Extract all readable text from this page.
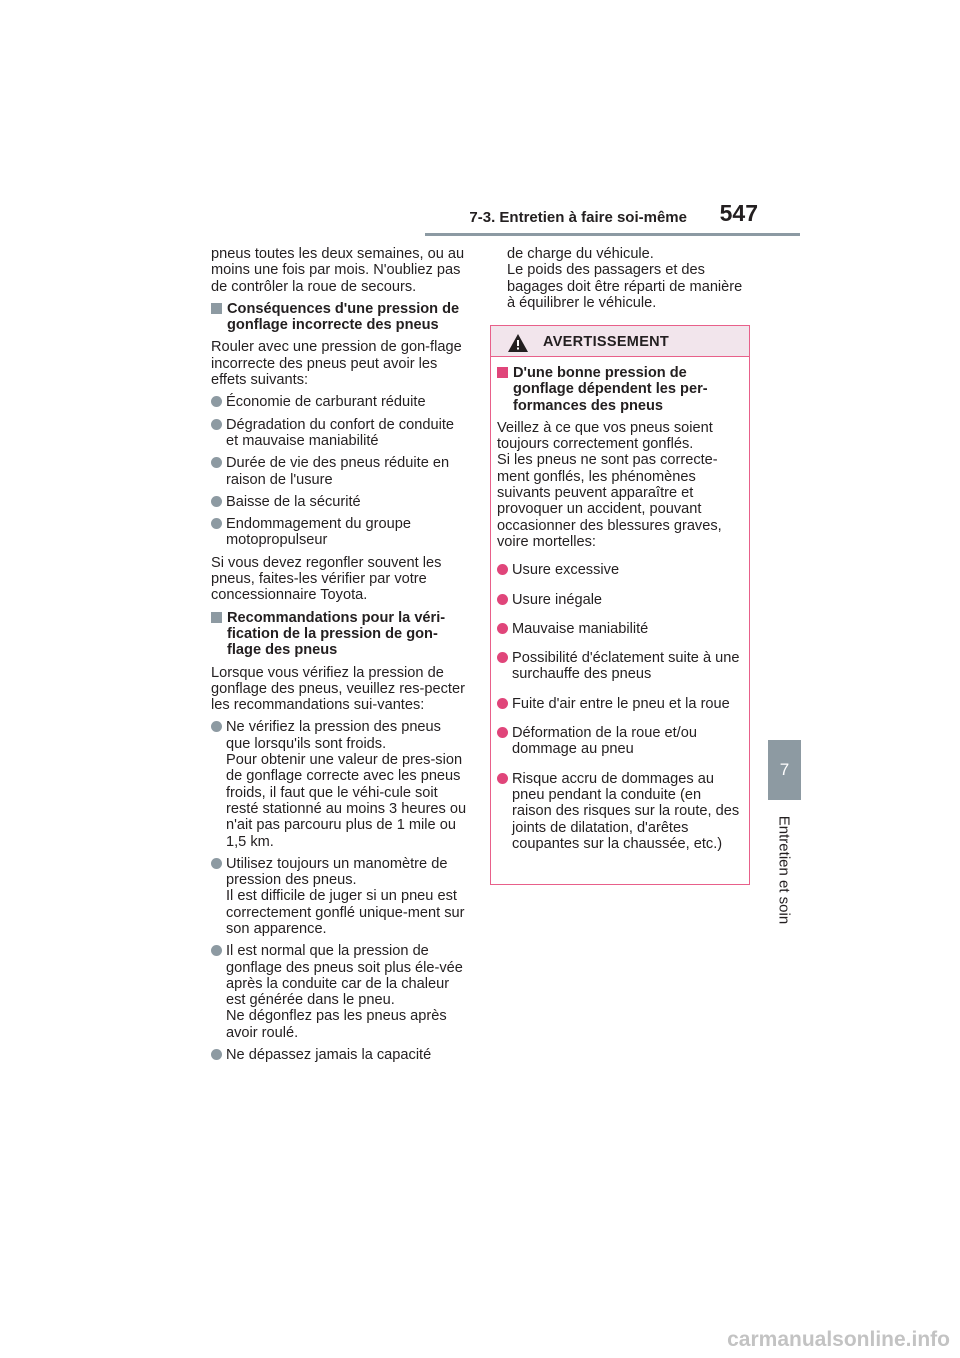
7-3. Entretien à faire soi-même 547
7
Entretien et soin

pneus toutes les deux semaines, ou au moins une fois par mois. N'oubliez pas de contrôler la roue de secours.

Conséquences d'une pression de gonflage incorrecte des pneus

Rouler avec une pression de gon-flage incorrecte des pneus peut avoir les effets suivants:

Économie de carburant réduite
Dégradation du confort de conduite et mauvaise maniabilité
Durée de vie des pneus réduite en raison de l'usure
Baisse de la sécurité
Endommagement du groupe motopropulseur

Si vous devez regonfler souvent les pneus, faites-les vérifier par votre concessionnaire Toyota.

Recommandations pour la véri-fication de la pression de gon-flage des pneus

Lorsque vous vérifiez la pression de gonflage des pneus, veuillez res-pecter les recommandations sui-vantes:

Ne vérifiez la pression des pneus que lorsqu'ils sont froids.
Pour obtenir une valeur de pres-sion de gonflage correcte avec les pneus froids, il faut que le véhi-cule soit resté stationné au moins 3 heures ou n'ait pas parcouru plus de 1 mile ou 1,5 km.
Utilisez toujours un manomètre de pression des pneus.
Il est difficile de juger si un pneu est correctement gonflé unique-ment sur son apparence.
Il est normal que la pression de gonflage des pneus soit plus éle-vée après la conduite car de la chaleur est générée dans le pneu.
Ne dégonflez pas les pneus après avoir roulé.
Ne dépassez jamais la capacité
de charge du véhicule.
Le poids des passagers et des bagages doit être réparti de manière à équilibrer le véhicule.
AVERTISSEMENT
D'une bonne pression de gonflage dépendent les per-formances des pneus

Veillez à ce que vos pneus soient toujours correctement gonflés.
Si les pneus ne sont pas correcte-ment gonflés, les phénomènes suivants peuvent apparaître et provoquer un accident, pouvant occasionner des blessures graves, voire mortelles:

Usure excessive
Usure inégale
Mauvaise maniabilité
Possibilité d'éclatement suite à une surchauffe des pneus
Fuite d'air entre le pneu et la roue
Déformation de la roue et/ou dommage au pneu
Risque accru de dommages au pneu pendant la conduite (en raison des risques sur la route, des joints de dilatation, d'arêtes coupantes sur la chaussée, etc.)
carmanualsonline.info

*Work to complete*:
The pictures in the entries should be left out; output everything else exactly.

*Answer to this exercise*:
Extract all readable text from this page.
7-3. Entretien à faire soi-même 547
7
Entretien et soin

pneus toutes les deux semaines, ou au moins une fois par mois. N'oubliez pas de contrôler la roue de secours.

Conséquences d'une pression de gonflage incorrecte des pneus

Rouler avec une pression de gon-flage incorrecte des pneus peut avoir les effets suivants:

Économie de carburant réduite
Dégradation du confort de conduite et mauvaise maniabilité
Durée de vie des pneus réduite en raison de l'usure
Baisse de la sécurité
Endommagement du groupe motopropulseur

Si vous devez regonfler souvent les pneus, faites-les vérifier par votre concessionnaire Toyota.

Recommandations pour la véri-fication de la pression de gon-flage des pneus

Lorsque vous vérifiez la pression de gonflage des pneus, veuillez res-pecter les recommandations sui-vantes:

Ne vérifiez la pression des pneus que lorsqu'ils sont froids.
Pour obtenir une valeur de pres-sion de gonflage correcte avec les pneus froids, il faut que le véhi-cule soit resté stationné au moins 3 heures ou n'ait pas parcouru plus de 1 mile ou 1,5 km.
Utilisez toujours un manomètre de pression des pneus.
Il est difficile de juger si un pneu est correctement gonflé unique-ment sur son apparence.
Il est normal que la pression de gonflage des pneus soit plus éle-vée après la conduite car de la chaleur est générée dans le pneu.
Ne dégonflez pas les pneus après avoir roulé.
Ne dépassez jamais la capacité
de charge du véhicule.
Le poids des passagers et des bagages doit être réparti de manière à équilibrer le véhicule.
AVERTISSEMENT
D'une bonne pression de gonflage dépendent les per-formances des pneus

Veillez à ce que vos pneus soient toujours correctement gonflés.
Si les pneus ne sont pas correcte-ment gonflés, les phénomènes suivants peuvent apparaître et provoquer un accident, pouvant occasionner des blessures graves, voire mortelles:

Usure excessive
Usure inégale
Mauvaise maniabilité
Possibilité d'éclatement suite à une surchauffe des pneus
Fuite d'air entre le pneu et la roue
Déformation de la roue et/ou dommage au pneu
Risque accru de dommages au pneu pendant la conduite (en raison des risques sur la route, des joints de dilatation, d'arêtes coupantes sur la chaussée, etc.)
carmanualsonline.info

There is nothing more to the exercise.